What needs to be done: Can you transcribe every record below exactly as it appears?
#### Records to use
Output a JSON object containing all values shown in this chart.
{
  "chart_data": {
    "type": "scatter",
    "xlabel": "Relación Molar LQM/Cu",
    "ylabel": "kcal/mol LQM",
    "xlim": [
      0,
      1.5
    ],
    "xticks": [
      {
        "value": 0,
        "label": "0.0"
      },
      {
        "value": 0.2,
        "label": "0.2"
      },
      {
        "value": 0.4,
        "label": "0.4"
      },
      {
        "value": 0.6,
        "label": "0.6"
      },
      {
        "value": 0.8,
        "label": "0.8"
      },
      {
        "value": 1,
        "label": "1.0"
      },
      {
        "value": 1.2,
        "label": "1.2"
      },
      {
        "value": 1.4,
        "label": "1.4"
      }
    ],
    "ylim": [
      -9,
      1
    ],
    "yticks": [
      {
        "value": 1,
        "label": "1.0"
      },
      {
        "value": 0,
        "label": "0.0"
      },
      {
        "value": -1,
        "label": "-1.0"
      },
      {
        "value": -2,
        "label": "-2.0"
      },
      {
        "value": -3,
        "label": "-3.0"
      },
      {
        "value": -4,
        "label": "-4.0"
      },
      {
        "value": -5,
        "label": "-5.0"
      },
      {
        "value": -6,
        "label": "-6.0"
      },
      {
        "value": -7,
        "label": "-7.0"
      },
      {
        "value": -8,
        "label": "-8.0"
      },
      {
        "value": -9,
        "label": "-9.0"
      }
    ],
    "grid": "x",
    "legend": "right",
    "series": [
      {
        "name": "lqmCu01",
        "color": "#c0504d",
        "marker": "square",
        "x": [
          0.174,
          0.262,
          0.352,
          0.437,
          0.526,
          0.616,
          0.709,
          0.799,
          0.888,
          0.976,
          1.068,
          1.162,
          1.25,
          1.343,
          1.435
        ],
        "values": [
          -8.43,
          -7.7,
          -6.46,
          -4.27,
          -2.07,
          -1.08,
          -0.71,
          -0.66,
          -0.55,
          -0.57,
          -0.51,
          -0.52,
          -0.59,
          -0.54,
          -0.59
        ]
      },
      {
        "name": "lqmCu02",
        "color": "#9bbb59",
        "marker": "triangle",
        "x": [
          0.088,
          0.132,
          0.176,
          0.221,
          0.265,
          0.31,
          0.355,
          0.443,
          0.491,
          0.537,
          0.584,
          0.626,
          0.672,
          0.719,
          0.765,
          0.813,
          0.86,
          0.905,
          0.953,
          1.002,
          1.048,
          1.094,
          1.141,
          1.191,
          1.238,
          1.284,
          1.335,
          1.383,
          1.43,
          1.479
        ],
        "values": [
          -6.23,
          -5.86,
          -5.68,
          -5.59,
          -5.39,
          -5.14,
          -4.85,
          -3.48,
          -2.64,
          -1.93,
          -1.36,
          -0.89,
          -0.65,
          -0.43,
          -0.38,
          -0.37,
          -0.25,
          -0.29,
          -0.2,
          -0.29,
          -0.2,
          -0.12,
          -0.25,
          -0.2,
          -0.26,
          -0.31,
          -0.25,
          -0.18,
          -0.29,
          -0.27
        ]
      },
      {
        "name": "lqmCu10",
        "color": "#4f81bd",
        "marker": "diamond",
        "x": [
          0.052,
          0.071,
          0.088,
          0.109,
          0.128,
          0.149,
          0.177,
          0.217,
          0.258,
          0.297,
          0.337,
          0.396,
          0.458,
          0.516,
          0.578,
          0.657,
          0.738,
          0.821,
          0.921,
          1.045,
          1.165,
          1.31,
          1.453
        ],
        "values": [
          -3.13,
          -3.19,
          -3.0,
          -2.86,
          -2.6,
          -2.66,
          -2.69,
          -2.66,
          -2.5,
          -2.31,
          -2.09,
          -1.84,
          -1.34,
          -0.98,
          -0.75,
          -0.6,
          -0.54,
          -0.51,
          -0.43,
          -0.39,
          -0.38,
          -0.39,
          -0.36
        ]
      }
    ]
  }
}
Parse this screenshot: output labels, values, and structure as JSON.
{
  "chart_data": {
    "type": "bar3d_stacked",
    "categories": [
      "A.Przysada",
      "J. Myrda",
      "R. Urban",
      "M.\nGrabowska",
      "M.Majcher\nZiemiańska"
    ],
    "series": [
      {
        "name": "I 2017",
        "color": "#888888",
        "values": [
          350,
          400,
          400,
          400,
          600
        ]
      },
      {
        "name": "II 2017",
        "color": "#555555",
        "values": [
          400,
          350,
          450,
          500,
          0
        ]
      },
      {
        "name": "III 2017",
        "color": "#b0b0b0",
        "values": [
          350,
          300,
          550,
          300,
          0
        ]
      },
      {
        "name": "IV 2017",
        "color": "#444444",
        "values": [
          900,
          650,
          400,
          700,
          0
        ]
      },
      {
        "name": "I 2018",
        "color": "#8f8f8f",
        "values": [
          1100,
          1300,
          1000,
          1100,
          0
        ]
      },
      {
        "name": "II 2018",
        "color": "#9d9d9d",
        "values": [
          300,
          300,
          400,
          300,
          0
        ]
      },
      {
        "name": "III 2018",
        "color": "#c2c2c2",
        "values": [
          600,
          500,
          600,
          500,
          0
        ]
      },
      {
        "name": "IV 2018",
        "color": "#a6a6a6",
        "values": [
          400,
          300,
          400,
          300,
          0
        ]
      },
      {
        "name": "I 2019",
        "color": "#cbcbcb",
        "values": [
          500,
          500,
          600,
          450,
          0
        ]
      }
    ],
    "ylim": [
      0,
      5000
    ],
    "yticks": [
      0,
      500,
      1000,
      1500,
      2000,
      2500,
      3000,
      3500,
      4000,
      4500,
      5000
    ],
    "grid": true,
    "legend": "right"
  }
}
########
Result for this task:
Output a JSON object containing all values shown in this chart.
{
  "chart_data": {
    "type": "scatter",
    "xlabel": "Relación Molar LQM/Cu",
    "ylabel": "kcal/mol LQM",
    "xlim": [
      0,
      1.5
    ],
    "xticks": [
      {
        "value": 0,
        "label": "0.0"
      },
      {
        "value": 0.2,
        "label": "0.2"
      },
      {
        "value": 0.4,
        "label": "0.4"
      },
      {
        "value": 0.6,
        "label": "0.6"
      },
      {
        "value": 0.8,
        "label": "0.8"
      },
      {
        "value": 1,
        "label": "1.0"
      },
      {
        "value": 1.2,
        "label": "1.2"
      },
      {
        "value": 1.4,
        "label": "1.4"
      }
    ],
    "ylim": [
      -9,
      1
    ],
    "yticks": [
      {
        "value": 1,
        "label": "1.0"
      },
      {
        "value": 0,
        "label": "0.0"
      },
      {
        "value": -1,
        "label": "-1.0"
      },
      {
        "value": -2,
        "label": "-2.0"
      },
      {
        "value": -3,
        "label": "-3.0"
      },
      {
        "value": -4,
        "label": "-4.0"
      },
      {
        "value": -5,
        "label": "-5.0"
      },
      {
        "value": -6,
        "label": "-6.0"
      },
      {
        "value": -7,
        "label": "-7.0"
      },
      {
        "value": -8,
        "label": "-8.0"
      },
      {
        "value": -9,
        "label": "-9.0"
      }
    ],
    "grid": "x",
    "legend": "right",
    "series": [
      {
        "name": "lqmCu01",
        "color": "#c0504d",
        "marker": "square",
        "x": [
          0.174,
          0.262,
          0.352,
          0.437,
          0.526,
          0.616,
          0.709,
          0.799,
          0.888,
          0.976,
          1.068,
          1.162,
          1.25,
          1.343,
          1.435
        ],
        "values": [
          -8.43,
          -7.7,
          -6.46,
          -4.27,
          -2.07,
          -1.08,
          -0.71,
          -0.66,
          -0.55,
          -0.57,
          -0.51,
          -0.52,
          -0.59,
          -0.54,
          -0.59
        ]
      },
      {
        "name": "lqmCu02",
        "color": "#9bbb59",
        "marker": "triangle",
        "x": [
          0.088,
          0.132,
          0.176,
          0.221,
          0.265,
          0.31,
          0.355,
          0.443,
          0.491,
          0.537,
          0.584,
          0.626,
          0.672,
          0.719,
          0.765,
          0.813,
          0.86,
          0.905,
          0.953,
          1.002,
          1.048,
          1.094,
          1.141,
          1.191,
          1.238,
          1.284,
          1.335,
          1.383,
          1.43,
          1.479
        ],
        "values": [
          -6.23,
          -5.86,
          -5.68,
          -5.59,
          -5.39,
          -5.14,
          -4.85,
          -3.48,
          -2.64,
          -1.93,
          -1.36,
          -0.89,
          -0.65,
          -0.43,
          -0.38,
          -0.37,
          -0.25,
          -0.29,
          -0.2,
          -0.29,
          -0.2,
          -0.12,
          -0.25,
          -0.2,
          -0.26,
          -0.31,
          -0.25,
          -0.18,
          -0.29,
          -0.27
        ]
      },
      {
        "name": "lqmCu10",
        "color": "#4f81bd",
        "marker": "diamond",
        "x": [
          0.052,
          0.071,
          0.088,
          0.109,
          0.128,
          0.149,
          0.177,
          0.217,
          0.258,
          0.297,
          0.337,
          0.396,
          0.458,
          0.516,
          0.578,
          0.657,
          0.738,
          0.821,
          0.921,
          1.045,
          1.165,
          1.31,
          1.453
        ],
        "values": [
          -3.13,
          -3.19,
          -3.0,
          -2.86,
          -2.6,
          -2.66,
          -2.69,
          -2.66,
          -2.5,
          -2.31,
          -2.09,
          -1.84,
          -1.34,
          -0.98,
          -0.75,
          -0.6,
          -0.54,
          -0.51,
          -0.43,
          -0.39,
          -0.38,
          -0.39,
          -0.36
        ]
      }
    ]
  }
}
Parse this screenshot: output labels, values, and structure as JSON.
{
  "chart_data": {
    "type": "bar3d_stacked",
    "categories": [
      "A.Przysada",
      "J. Myrda",
      "R. Urban",
      "M.\nGrabowska",
      "M.Majcher\nZiemiańska"
    ],
    "series": [
      {
        "name": "I 2017",
        "color": "#888888",
        "values": [
          350,
          400,
          400,
          400,
          600
        ]
      },
      {
        "name": "II 2017",
        "color": "#555555",
        "values": [
          400,
          350,
          450,
          500,
          0
        ]
      },
      {
        "name": "III 2017",
        "color": "#b0b0b0",
        "values": [
          350,
          300,
          550,
          300,
          0
        ]
      },
      {
        "name": "IV 2017",
        "color": "#444444",
        "values": [
          900,
          650,
          400,
          700,
          0
        ]
      },
      {
        "name": "I 2018",
        "color": "#8f8f8f",
        "values": [
          1100,
          1300,
          1000,
          1100,
          0
        ]
      },
      {
        "name": "II 2018",
        "color": "#9d9d9d",
        "values": [
          300,
          300,
          400,
          300,
          0
        ]
      },
      {
        "name": "III 2018",
        "color": "#c2c2c2",
        "values": [
          600,
          500,
          600,
          500,
          0
        ]
      },
      {
        "name": "IV 2018",
        "color": "#a6a6a6",
        "values": [
          400,
          300,
          400,
          300,
          0
        ]
      },
      {
        "name": "I 2019",
        "color": "#cbcbcb",
        "values": [
          500,
          500,
          600,
          450,
          0
        ]
      }
    ],
    "ylim": [
      0,
      5000
    ],
    "yticks": [
      0,
      500,
      1000,
      1500,
      2000,
      2500,
      3000,
      3500,
      4000,
      4500,
      5000
    ],
    "grid": true,
    "legend": "right"
  }
}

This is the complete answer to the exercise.